All of the records below must be output exactly, with no pictures carried over.

━━ RECORDS FOR PROCESSING ━━

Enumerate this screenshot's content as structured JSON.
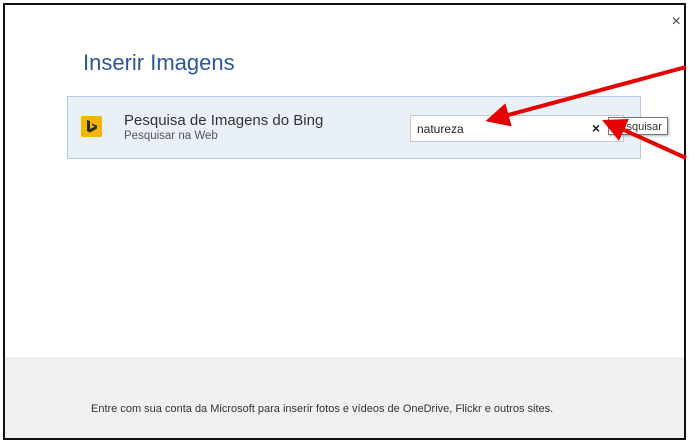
{
  "dialog": {
    "title": "Inserir Imagens",
    "close_label": "×"
  },
  "provider": {
    "name": "Pesquisa de Imagens do Bing",
    "subtitle": "Pesquisar na Web",
    "logo_icon": "bing-logo-icon",
    "logo_color": "#f5b400"
  },
  "search": {
    "value": "natureza",
    "clear_label": "×",
    "search_icon": "search-icon",
    "tooltip": "Pesquisar"
  },
  "footer": {
    "text": "Entre com sua conta da Microsoft para inserir fotos e vídeos de OneDrive, Flickr e outros sites."
  },
  "annotation": {
    "arrow_color": "#e60000"
  }
}
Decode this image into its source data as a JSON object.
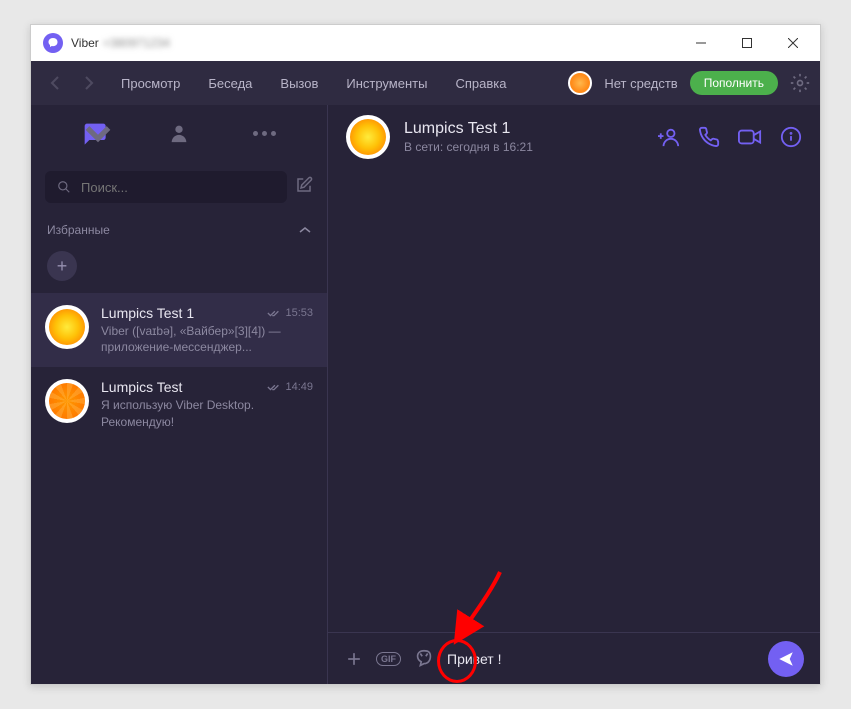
{
  "titlebar": {
    "app_name": "Viber",
    "subtitle_blur": "+380971234"
  },
  "menu": {
    "items": [
      "Просмотр",
      "Беседа",
      "Вызов",
      "Инструменты",
      "Справка"
    ],
    "credit_label": "Нет средств",
    "topup_label": "Пополнить"
  },
  "sidebar": {
    "search_placeholder": "Поиск...",
    "section_label": "Избранные",
    "chats": [
      {
        "name": "Lumpics Test 1",
        "time": "15:53",
        "preview": "Viber ([vaɪbə], «Вайбер»[3][4]) — приложение-мессенджер..."
      },
      {
        "name": "Lumpics Test",
        "time": "14:49",
        "preview": "Я использую Viber Desktop. Рекомендую!"
      }
    ]
  },
  "chat": {
    "name": "Lumpics Test 1",
    "status": "В сети: сегодня в 16:21",
    "input_value": "Привет ! "
  }
}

━━━

WRITTEN ANSWER:
Enumerate this screenshot's content as structured JSON.
{
  "dialog": {
    "title": "Inserir Imagens",
    "close_label": "×"
  },
  "provider": {
    "name": "Pesquisa de Imagens do Bing",
    "subtitle": "Pesquisar na Web",
    "logo_icon": "bing-logo-icon",
    "logo_color": "#f5b400"
  },
  "search": {
    "value": "natureza",
    "clear_label": "×",
    "search_icon": "search-icon",
    "tooltip": "Pesquisar"
  },
  "footer": {
    "text": "Entre com sua conta da Microsoft para inserir fotos e vídeos de OneDrive, Flickr e outros sites."
  },
  "annotation": {
    "arrow_color": "#e60000"
  }
}
Decode this image into its source data as a JSON object.
{
  "titlebar": {
    "app_name": "Viber",
    "subtitle_blur": "+380971234"
  },
  "menu": {
    "items": [
      "Просмотр",
      "Беседа",
      "Вызов",
      "Инструменты",
      "Справка"
    ],
    "credit_label": "Нет средств",
    "topup_label": "Пополнить"
  },
  "sidebar": {
    "search_placeholder": "Поиск...",
    "section_label": "Избранные",
    "chats": [
      {
        "name": "Lumpics Test 1",
        "time": "15:53",
        "preview": "Viber ([vaɪbə], «Вайбер»[3][4]) — приложение-мессенджер..."
      },
      {
        "name": "Lumpics Test",
        "time": "14:49",
        "preview": "Я использую Viber Desktop. Рекомендую!"
      }
    ]
  },
  "chat": {
    "name": "Lumpics Test 1",
    "status": "В сети: сегодня в 16:21",
    "input_value": "Привет ! "
  }
}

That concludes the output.